--- Data entries ---
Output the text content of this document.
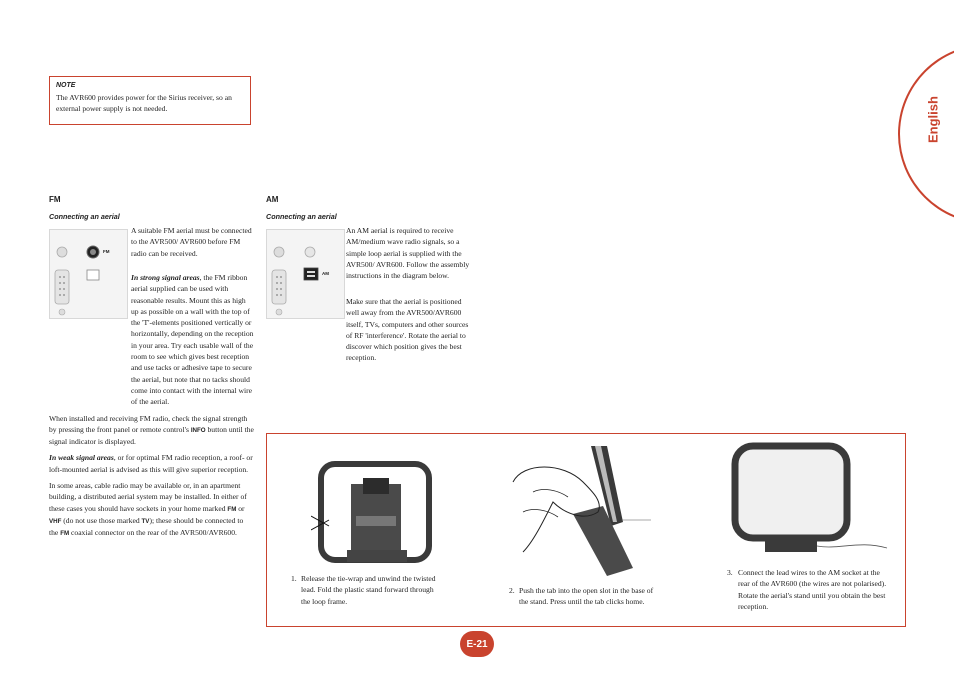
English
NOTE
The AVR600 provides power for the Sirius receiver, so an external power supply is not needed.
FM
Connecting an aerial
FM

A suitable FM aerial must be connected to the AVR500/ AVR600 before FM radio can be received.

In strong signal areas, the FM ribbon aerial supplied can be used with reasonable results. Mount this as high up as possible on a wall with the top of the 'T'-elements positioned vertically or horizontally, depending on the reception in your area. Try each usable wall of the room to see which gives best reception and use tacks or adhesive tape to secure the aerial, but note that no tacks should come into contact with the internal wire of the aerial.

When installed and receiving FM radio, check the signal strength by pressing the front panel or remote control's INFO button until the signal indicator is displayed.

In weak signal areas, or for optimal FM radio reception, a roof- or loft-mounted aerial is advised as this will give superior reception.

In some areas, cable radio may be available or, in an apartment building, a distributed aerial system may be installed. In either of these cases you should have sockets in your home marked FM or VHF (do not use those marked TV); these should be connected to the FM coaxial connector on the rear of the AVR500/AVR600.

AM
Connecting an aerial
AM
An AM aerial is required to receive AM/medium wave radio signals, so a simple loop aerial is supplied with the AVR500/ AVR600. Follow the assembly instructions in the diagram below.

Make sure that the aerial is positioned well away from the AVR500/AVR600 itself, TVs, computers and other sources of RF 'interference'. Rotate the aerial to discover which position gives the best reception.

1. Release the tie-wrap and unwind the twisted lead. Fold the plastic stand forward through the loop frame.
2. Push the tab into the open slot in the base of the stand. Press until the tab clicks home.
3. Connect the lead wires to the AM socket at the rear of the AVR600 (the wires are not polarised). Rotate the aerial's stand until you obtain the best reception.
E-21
---
Set task >> Select and copy every line of the material that holds the string "stand".

Reply >>
1. Release the tie-wrap and unwind the twisted lead. Fold the plastic stand forward through the loop frame.
2. Push the tab into the open slot in the base of the stand. Press until the tab clicks home.
3. Connect the lead wires to the AM socket at the rear of the AVR600 (the wires are not polarised). Rotate the aerial's stand until you obtain the best reception.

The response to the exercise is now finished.